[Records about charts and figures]
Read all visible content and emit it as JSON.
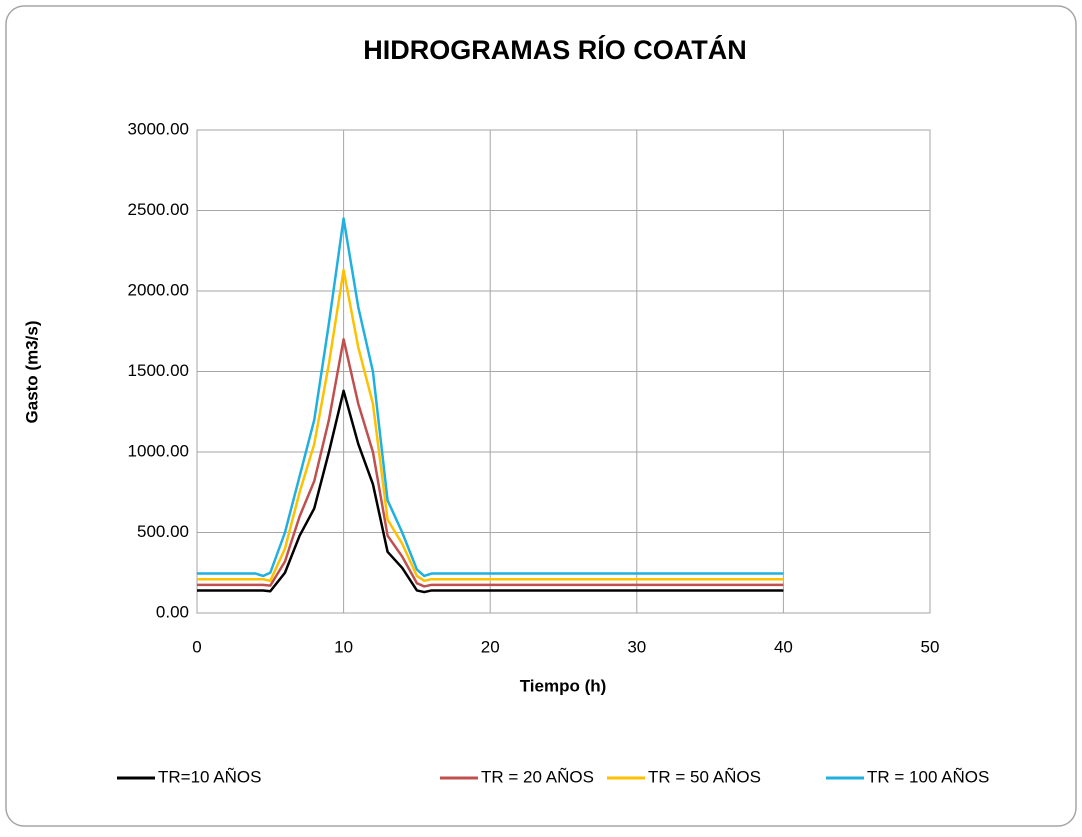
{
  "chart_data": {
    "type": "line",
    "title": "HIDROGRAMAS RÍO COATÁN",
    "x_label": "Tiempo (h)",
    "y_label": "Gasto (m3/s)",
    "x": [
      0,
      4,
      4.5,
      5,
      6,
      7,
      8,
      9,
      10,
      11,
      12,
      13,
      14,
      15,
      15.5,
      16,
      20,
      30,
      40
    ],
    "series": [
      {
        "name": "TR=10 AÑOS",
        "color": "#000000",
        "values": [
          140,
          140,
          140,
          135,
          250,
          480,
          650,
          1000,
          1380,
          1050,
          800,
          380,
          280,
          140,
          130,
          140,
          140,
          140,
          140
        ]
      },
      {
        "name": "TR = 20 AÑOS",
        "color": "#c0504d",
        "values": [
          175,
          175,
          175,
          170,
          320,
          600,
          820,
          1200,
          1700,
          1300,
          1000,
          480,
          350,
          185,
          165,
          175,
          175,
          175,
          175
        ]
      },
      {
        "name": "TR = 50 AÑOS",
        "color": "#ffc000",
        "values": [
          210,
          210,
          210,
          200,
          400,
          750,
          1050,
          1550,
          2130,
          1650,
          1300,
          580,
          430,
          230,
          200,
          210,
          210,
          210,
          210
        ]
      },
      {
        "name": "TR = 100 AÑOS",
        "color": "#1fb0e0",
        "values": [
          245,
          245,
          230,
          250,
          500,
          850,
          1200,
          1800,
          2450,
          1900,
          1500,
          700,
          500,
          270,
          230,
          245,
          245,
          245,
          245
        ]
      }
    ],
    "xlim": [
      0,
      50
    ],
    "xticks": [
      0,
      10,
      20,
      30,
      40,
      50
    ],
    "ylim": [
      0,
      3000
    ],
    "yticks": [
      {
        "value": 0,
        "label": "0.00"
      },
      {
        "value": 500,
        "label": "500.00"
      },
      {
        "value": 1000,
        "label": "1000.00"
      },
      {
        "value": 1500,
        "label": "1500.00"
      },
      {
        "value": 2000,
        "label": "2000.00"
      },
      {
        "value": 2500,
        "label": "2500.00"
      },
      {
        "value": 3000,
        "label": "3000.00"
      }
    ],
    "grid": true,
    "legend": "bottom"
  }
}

--

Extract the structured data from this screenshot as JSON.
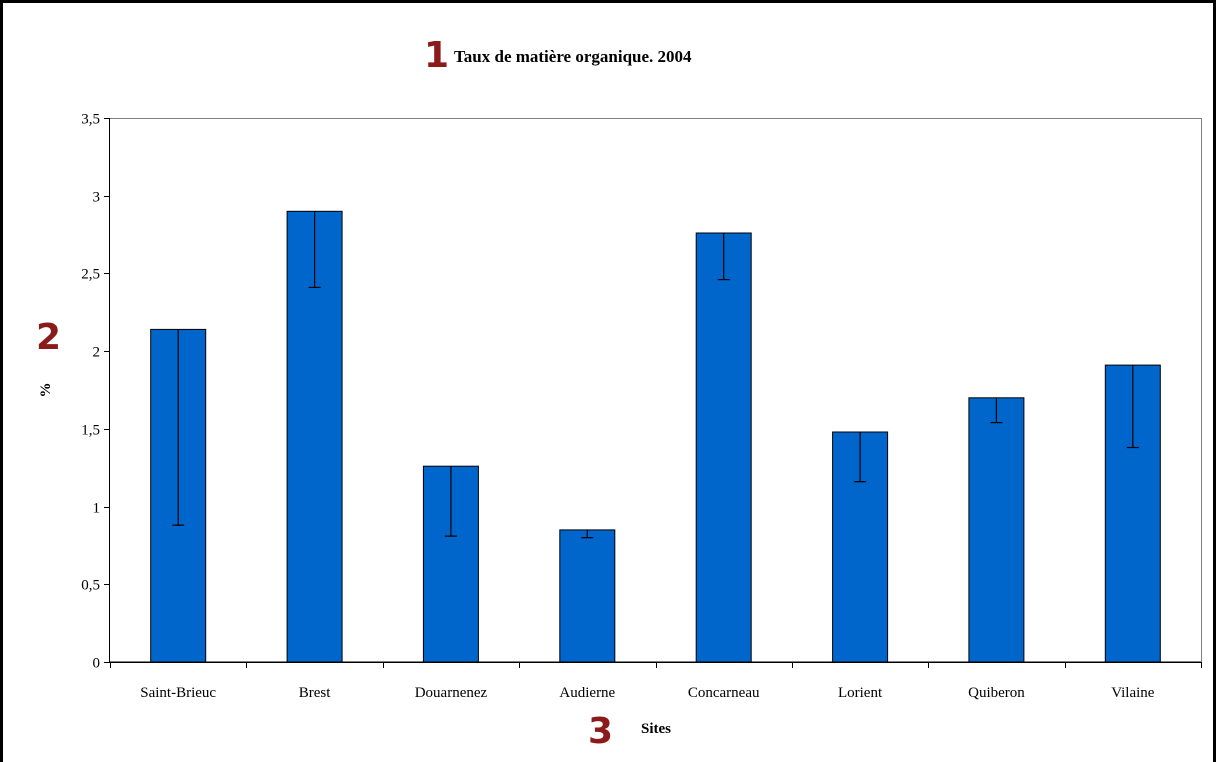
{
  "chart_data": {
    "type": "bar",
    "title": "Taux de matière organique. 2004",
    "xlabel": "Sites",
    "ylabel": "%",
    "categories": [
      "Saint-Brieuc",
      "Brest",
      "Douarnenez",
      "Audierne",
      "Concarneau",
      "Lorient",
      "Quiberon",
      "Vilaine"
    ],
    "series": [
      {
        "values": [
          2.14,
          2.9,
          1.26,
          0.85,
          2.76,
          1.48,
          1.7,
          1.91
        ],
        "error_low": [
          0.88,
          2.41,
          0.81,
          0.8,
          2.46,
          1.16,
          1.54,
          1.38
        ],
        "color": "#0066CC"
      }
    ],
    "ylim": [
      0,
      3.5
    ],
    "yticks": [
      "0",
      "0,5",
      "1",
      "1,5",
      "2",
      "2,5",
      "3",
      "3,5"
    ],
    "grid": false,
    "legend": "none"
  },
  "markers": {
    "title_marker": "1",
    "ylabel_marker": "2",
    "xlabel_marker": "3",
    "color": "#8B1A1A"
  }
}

PROMPT:
Copy out every line of the data that includes the word "color".

COMPLETE OUTPUT:
        "color": "#000000",
        "color": "#c0504d",
        "color": "#ffc000",
        "color": "#1fb0e0",
        "color": "#0066CC"
    "color": "#8B1A1A"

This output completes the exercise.